## THE REQUEST
Every line from the one with "What does this" to the end of the data needs to be copied exactly, and no line before it.

## THE INPUT

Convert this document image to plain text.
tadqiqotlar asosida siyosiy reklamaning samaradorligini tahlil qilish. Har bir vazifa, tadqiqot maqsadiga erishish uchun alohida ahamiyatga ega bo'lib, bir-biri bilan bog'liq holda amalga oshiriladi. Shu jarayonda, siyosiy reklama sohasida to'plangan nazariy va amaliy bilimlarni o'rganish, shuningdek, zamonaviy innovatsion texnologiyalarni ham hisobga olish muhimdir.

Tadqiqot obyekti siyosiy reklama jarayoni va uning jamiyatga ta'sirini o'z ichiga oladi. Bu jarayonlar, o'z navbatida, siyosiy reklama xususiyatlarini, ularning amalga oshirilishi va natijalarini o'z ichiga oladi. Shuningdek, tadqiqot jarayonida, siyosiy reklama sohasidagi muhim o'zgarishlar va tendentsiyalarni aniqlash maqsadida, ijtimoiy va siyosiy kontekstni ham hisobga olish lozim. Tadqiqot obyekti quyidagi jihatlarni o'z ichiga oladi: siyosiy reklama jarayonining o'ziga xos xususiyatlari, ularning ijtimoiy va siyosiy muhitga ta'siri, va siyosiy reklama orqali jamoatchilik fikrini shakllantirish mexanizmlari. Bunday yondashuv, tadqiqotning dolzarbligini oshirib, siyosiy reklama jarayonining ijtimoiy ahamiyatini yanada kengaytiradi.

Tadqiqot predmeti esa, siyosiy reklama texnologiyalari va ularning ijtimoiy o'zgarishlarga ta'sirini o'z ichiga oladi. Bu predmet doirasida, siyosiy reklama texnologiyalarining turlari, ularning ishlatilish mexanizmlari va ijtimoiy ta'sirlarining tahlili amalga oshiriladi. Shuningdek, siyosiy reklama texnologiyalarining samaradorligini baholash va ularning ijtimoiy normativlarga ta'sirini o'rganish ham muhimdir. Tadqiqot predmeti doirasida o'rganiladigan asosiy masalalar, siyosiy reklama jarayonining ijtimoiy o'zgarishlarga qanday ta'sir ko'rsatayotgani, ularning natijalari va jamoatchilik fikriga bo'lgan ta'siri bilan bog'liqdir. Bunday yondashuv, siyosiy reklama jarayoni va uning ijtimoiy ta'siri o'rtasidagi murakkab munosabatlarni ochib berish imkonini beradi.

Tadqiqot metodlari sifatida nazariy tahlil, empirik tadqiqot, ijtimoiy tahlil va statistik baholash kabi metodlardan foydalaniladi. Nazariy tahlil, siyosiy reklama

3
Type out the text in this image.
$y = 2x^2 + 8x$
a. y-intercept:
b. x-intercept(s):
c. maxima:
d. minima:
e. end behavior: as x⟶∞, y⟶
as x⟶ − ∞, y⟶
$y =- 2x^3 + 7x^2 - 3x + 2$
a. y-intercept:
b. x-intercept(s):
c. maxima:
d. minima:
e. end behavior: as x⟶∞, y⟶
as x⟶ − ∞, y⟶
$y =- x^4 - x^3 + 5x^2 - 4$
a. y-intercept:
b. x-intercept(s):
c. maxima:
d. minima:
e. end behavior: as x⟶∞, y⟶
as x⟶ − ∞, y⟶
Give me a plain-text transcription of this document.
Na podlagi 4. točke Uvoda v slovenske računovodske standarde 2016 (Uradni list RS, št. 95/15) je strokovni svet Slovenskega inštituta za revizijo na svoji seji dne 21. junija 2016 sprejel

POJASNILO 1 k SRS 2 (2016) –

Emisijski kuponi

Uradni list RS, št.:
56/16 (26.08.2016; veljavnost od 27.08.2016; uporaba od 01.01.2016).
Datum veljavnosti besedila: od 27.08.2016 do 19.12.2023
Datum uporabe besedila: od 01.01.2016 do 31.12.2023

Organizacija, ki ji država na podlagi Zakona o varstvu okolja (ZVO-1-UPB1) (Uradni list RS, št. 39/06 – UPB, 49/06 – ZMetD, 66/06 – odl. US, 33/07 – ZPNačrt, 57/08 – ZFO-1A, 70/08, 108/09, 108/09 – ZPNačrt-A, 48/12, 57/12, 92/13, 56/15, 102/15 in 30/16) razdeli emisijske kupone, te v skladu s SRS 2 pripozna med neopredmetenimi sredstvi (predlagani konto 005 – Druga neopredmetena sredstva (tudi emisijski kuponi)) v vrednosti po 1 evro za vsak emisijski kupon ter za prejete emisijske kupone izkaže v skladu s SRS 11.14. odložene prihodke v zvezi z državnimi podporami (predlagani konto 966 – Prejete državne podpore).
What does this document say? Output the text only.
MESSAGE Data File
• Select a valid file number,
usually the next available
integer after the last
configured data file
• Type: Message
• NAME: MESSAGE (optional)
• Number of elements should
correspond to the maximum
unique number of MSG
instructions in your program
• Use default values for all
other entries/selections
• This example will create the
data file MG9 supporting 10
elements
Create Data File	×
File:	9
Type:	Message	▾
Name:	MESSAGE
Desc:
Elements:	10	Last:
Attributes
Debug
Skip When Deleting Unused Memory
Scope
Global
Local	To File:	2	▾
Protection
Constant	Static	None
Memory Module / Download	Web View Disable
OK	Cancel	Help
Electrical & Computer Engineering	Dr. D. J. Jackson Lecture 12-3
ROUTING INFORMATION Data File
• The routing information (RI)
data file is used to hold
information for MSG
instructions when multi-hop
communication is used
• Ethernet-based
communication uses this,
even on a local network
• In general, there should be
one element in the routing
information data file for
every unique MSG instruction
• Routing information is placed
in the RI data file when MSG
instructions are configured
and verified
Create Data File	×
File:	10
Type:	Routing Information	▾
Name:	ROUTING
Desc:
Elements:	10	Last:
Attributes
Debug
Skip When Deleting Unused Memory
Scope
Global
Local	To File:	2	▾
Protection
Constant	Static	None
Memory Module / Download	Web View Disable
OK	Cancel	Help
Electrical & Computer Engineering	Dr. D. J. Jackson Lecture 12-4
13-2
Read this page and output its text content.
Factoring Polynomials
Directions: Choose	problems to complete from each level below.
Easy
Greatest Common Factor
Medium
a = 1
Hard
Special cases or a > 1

## REPLY
What does this document say? Output the text only.
MESSAGE Data File
• Select a valid file number,
usually the next available
integer after the last
configured data file
• Type: Message
• NAME: MESSAGE (optional)
• Number of elements should
correspond to the maximum
unique number of MSG
instructions in your program
• Use default values for all
other entries/selections
• This example will create the
data file MG9 supporting 10
elements
Create Data File	×
File:	9
Type:	Message	▾
Name:	MESSAGE
Desc:
Elements:	10	Last:
Attributes
Debug
Skip When Deleting Unused Memory
Scope
Global
Local	To File:	2	▾
Protection
Constant	Static	None
Memory Module / Download	Web View Disable
OK	Cancel	Help
Electrical & Computer Engineering	Dr. D. J. Jackson Lecture 12-3
ROUTING INFORMATION Data File
• The routing information (RI)
data file is used to hold
information for MSG
instructions when multi-hop
communication is used
• Ethernet-based
communication uses this,
even on a local network
• In general, there should be
one element in the routing
information data file for
every unique MSG instruction
• Routing information is placed
in the RI data file when MSG
instructions are configured
and verified
Create Data File	×
File:	10
Type:	Routing Information	▾
Name:	ROUTING
Desc:
Elements:	10	Last:
Attributes
Debug
Skip When Deleting Unused Memory
Scope
Global
Local	To File:	2	▾
Protection
Constant	Static	None
Memory Module / Download	Web View Disable
OK	Cancel	Help
Electrical & Computer Engineering	Dr. D. J. Jackson Lecture 12-4
13-2
Read this page and output its text content.
Factoring Polynomials
Directions: Choose	problems to complete from each level below.
Easy
Greatest Common Factor
Medium
a = 1
Hard
Special cases or a > 1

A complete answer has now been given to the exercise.